▶ To be done: Set down all of the data that follows word for word, without the images.

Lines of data

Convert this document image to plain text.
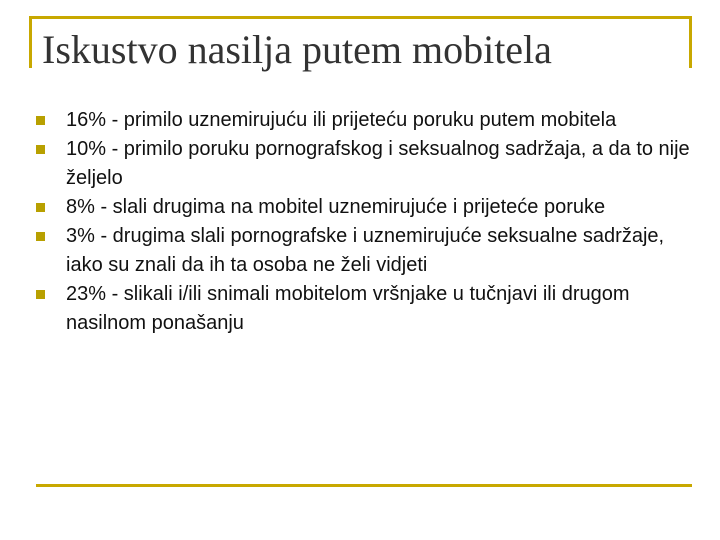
Iskustvo nasilja putem mobitela
16% - primilo uznemirujuću ili prijeteću poruku putem mobitela
10% - primilo poruku pornografskog i seksualnog sadržaja, a da to nije željelo
8% - slali drugima na mobitel uznemirujuće i prijeteće poruke
3% - drugima slali pornografske i uznemirujuće seksualne sadržaje, iako su znali da ih ta osoba ne želi vidjeti
23% - slikali i/ili snimali mobitelom vršnjake u tučnjavi ili drugom nasilnom ponašanju
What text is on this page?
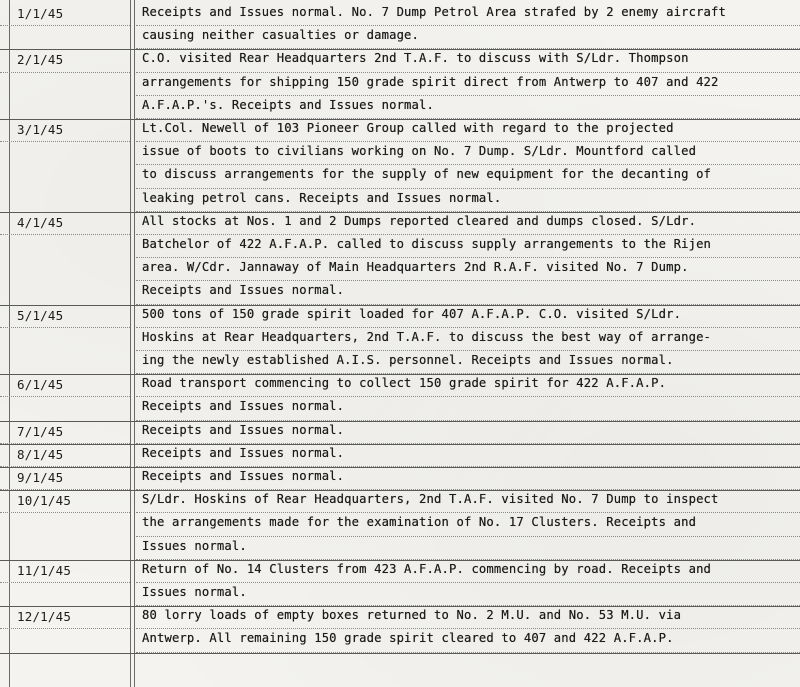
1/1/45	Receipts and Issues normal. No. 7 Dump Petrol Area strafed by 2 enemy aircraft
causing neither casualties or damage.
2/1/45	C.O. visited Rear Headquarters 2nd T.A.F. to discuss with S/Ldr. Thompson
arrangements for shipping 150 grade spirit direct from Antwerp to 407 and 422
A.F.A.P.'s. Receipts and Issues normal.
3/1/45	Lt.Col. Newell of 103 Pioneer Group called with regard to the projected
issue of boots to civilians working on No. 7 Dump. S/Ldr. Mountford called
to discuss arrangements for the supply of new equipment for the decanting of
leaking petrol cans. Receipts and Issues normal.
4/1/45	All stocks at Nos. 1 and 2 Dumps reported cleared and dumps closed. S/Ldr.
Batchelor of 422 A.F.A.P. called to discuss supply arrangements to the Rijen
area. W/Cdr. Jannaway of Main Headquarters 2nd R.A.F. visited No. 7 Dump.
Receipts and Issues normal.
5/1/45	500 tons of 150 grade spirit loaded for 407 A.F.A.P. C.O. visited S/Ldr.
Hoskins at Rear Headquarters, 2nd T.A.F. to discuss the best way of arrange-
ing the newly established A.I.S. personnel. Receipts and Issues normal.
6/1/45	Road transport commencing to collect 150 grade spirit for 422 A.F.A.P.
Receipts and Issues normal.
7/1/45	Receipts and Issues normal.
8/1/45	Receipts and Issues normal.
9/1/45	Receipts and Issues normal.
10/1/45	S/Ldr. Hoskins of Rear Headquarters, 2nd T.A.F. visited No. 7 Dump to inspect
the arrangements made for the examination of No. 17 Clusters. Receipts and
Issues normal.
11/1/45	Return of No. 14 Clusters from 423 A.F.A.P. commencing by road. Receipts and
Issues normal.
12/1/45	80 lorry loads of empty boxes returned to No. 2 M.U. and No. 53 M.U. via
Antwerp. All remaining 150 grade spirit cleared to 407 and 422 A.F.A.P.
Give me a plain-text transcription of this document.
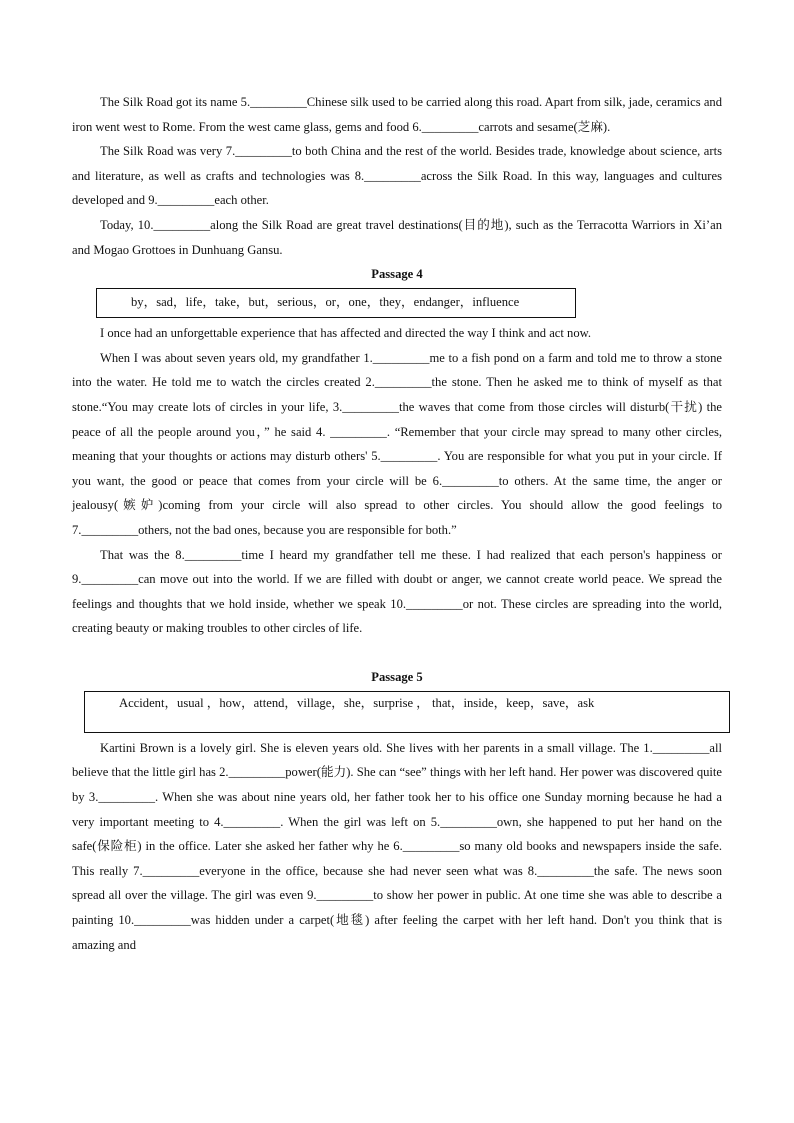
The Silk Road got its name 5._________Chinese silk used to be carried along this road. Apart from silk, jade, ceramics and iron went west to Rome. From the west came glass, gems and food 6._________carrots and sesame(芝麻).

The Silk Road was very 7._________to both China and the rest of the world. Besides trade, knowledge about science, arts and literature, as well as crafts and technologies was 8._________across the Silk Road. In this way, languages and cultures developed and 9._________each other.

Today, 10._________along the Silk Road are great travel destinations(目的地), such as the Terracotta Warriors in Xi’an and Mogao Grottoes in Dunhuang Gansu.

Passage 4

by，sad，life，take，but，serious，or，one，they，endanger，influence

I once had an unforgettable experience that has affected and directed the way I think and act now.

When I was about seven years old, my grandfather 1._________me to a fish pond on a farm and told me to throw a stone into the water. He told me to watch the circles created 2._________the stone. Then he asked me to think of myself as that stone.“You may create lots of circles in your life, 3._________the waves that come from those circles will disturb(干扰) the peace of all the people around you，” he said 4. _________. “Remember that your circle may spread to many other circles, meaning that your thoughts or actions may disturb others' 5._________. You are responsible for what you put in your circle. If you want, the good or peace that comes from your circle will be 6._________to others. At the same time, the anger or jealousy(嫉妒)coming from your circle will also spread to other circles. You should allow the good feelings to 7._________others, not the bad ones, because you are responsible for both.”

That was the 8._________time I heard my grandfather tell me these. I had realized that each person's happiness or 9._________can move out into the world. If we are filled with doubt or anger, we cannot create world peace. We spread the feelings and thoughts that we hold inside, whether we speak 10._________or not. These circles are spreading into the world, creating beauty or making troubles to other circles of life.

Passage 5

Accident，usual ，how，attend，village，she，surprise ， that，inside，keep，save，ask

Kartini Brown is a lovely girl. She is eleven years old. She lives with her parents in a small village. The 1._________all believe that the little girl has 2._________power(能力). She can “see” things with her left hand. Her power was discovered quite by 3._________. When she was about nine years old, her father took her to his office one Sunday morning because he had a very important meeting to 4._________. When the girl was left on 5._________own, she happened to put her hand on the safe(保险柜) in the office. Later she asked her father why he 6._________so many old books and newspapers inside the safe. This really 7._________everyone in the office, because she had never seen what was 8._________the safe. The news soon spread all over the village. The girl was even 9._________to show her power in public. At one time she was able to describe a painting 10._________was hidden under a carpet(地毯) after feeling the carpet with her left hand. Don't you think that is amazing and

▶ Written response:
Convert this document image to plain text.
Iskustvo nasilja putem mobitela
16% - primilo uznemirujuću ili prijeteću poruku putem mobitela
10% - primilo poruku pornografskog i seksualnog sadržaja, a da to nije željelo
8% - slali drugima na mobitel uznemirujuće i prijeteće poruke
3% - drugima slali pornografske i uznemirujuće seksualne sadržaje, iako su znali da ih ta osoba ne želi vidjeti
23% - slikali i/ili snimali mobitelom vršnjake u tučnjavi ili drugom nasilnom ponašanju
What text is on this page?
1/1/45	Receipts and Issues normal. No. 7 Dump Petrol Area strafed by 2 enemy aircraft
causing neither casualties or damage.
2/1/45	C.O. visited Rear Headquarters 2nd T.A.F. to discuss with S/Ldr. Thompson
arrangements for shipping 150 grade spirit direct from Antwerp to 407 and 422
A.F.A.P.'s. Receipts and Issues normal.
3/1/45	Lt.Col. Newell of 103 Pioneer Group called with regard to the projected
issue of boots to civilians working on No. 7 Dump. S/Ldr. Mountford called
to discuss arrangements for the supply of new equipment for the decanting of
leaking petrol cans. Receipts and Issues normal.
4/1/45	All stocks at Nos. 1 and 2 Dumps reported cleared and dumps closed. S/Ldr.
Batchelor of 422 A.F.A.P. called to discuss supply arrangements to the Rijen
area. W/Cdr. Jannaway of Main Headquarters 2nd R.A.F. visited No. 7 Dump.
Receipts and Issues normal.
5/1/45	500 tons of 150 grade spirit loaded for 407 A.F.A.P. C.O. visited S/Ldr.
Hoskins at Rear Headquarters, 2nd T.A.F. to discuss the best way of arrange-
ing the newly established A.I.S. personnel. Receipts and Issues normal.
6/1/45	Road transport commencing to collect 150 grade spirit for 422 A.F.A.P.
Receipts and Issues normal.
7/1/45	Receipts and Issues normal.
8/1/45	Receipts and Issues normal.
9/1/45	Receipts and Issues normal.
10/1/45	S/Ldr. Hoskins of Rear Headquarters, 2nd T.A.F. visited No. 7 Dump to inspect
the arrangements made for the examination of No. 17 Clusters. Receipts and
Issues normal.
11/1/45	Return of No. 14 Clusters from 423 A.F.A.P. commencing by road. Receipts and
Issues normal.
12/1/45	80 lorry loads of empty boxes returned to No. 2 M.U. and No. 53 M.U. via
Antwerp. All remaining 150 grade spirit cleared to 407 and 422 A.F.A.P.
Give me a plain-text transcription of this document.
The Silk Road got its name 5._________Chinese silk used to be carried along this road. Apart from silk, jade, ceramics and iron went west to Rome. From the west came glass, gems and food 6._________carrots and sesame(芝麻).

The Silk Road was very 7._________to both China and the rest of the world. Besides trade, knowledge about science, arts and literature, as well as crafts and technologies was 8._________across the Silk Road. In this way, languages and cultures developed and 9._________each other.

Today, 10._________along the Silk Road are great travel destinations(目的地), such as the Terracotta Warriors in Xi’an and Mogao Grottoes in Dunhuang Gansu.

Passage 4

by，sad，life，take，but，serious，or，one，they，endanger，influence

I once had an unforgettable experience that has affected and directed the way I think and act now.

When I was about seven years old, my grandfather 1._________me to a fish pond on a farm and told me to throw a stone into the water. He told me to watch the circles created 2._________the stone. Then he asked me to think of myself as that stone.“You may create lots of circles in your life, 3._________the waves that come from those circles will disturb(干扰) the peace of all the people around you，” he said 4. _________. “Remember that your circle may spread to many other circles, meaning that your thoughts or actions may disturb others' 5._________. You are responsible for what you put in your circle. If you want, the good or peace that comes from your circle will be 6._________to others. At the same time, the anger or jealousy(嫉妒)coming from your circle will also spread to other circles. You should allow the good feelings to 7._________others, not the bad ones, because you are responsible for both.”

That was the 8._________time I heard my grandfather tell me these. I had realized that each person's happiness or 9._________can move out into the world. If we are filled with doubt or anger, we cannot create world peace. We spread the feelings and thoughts that we hold inside, whether we speak 10._________or not. These circles are spreading into the world, creating beauty or making troubles to other circles of life.

Passage 5

Accident，usual ，how，attend，village，she，surprise ， that，inside，keep，save，ask

Kartini Brown is a lovely girl. She is eleven years old. She lives with her parents in a small village. The 1._________all believe that the little girl has 2._________power(能力). She can “see” things with her left hand. Her power was discovered quite by 3._________. When she was about nine years old, her father took her to his office one Sunday morning because he had a very important meeting to 4._________. When the girl was left on 5._________own, she happened to put her hand on the safe(保险柜) in the office. Later she asked her father why he 6._________so many old books and newspapers inside the safe. This really 7._________everyone in the office, because she had never seen what was 8._________the safe. The news soon spread all over the village. The girl was even 9._________to show her power in public. At one time she was able to describe a painting 10._________was hidden under a carpet(地毯) after feeling the carpet with her left hand. Don't you think that is amazing and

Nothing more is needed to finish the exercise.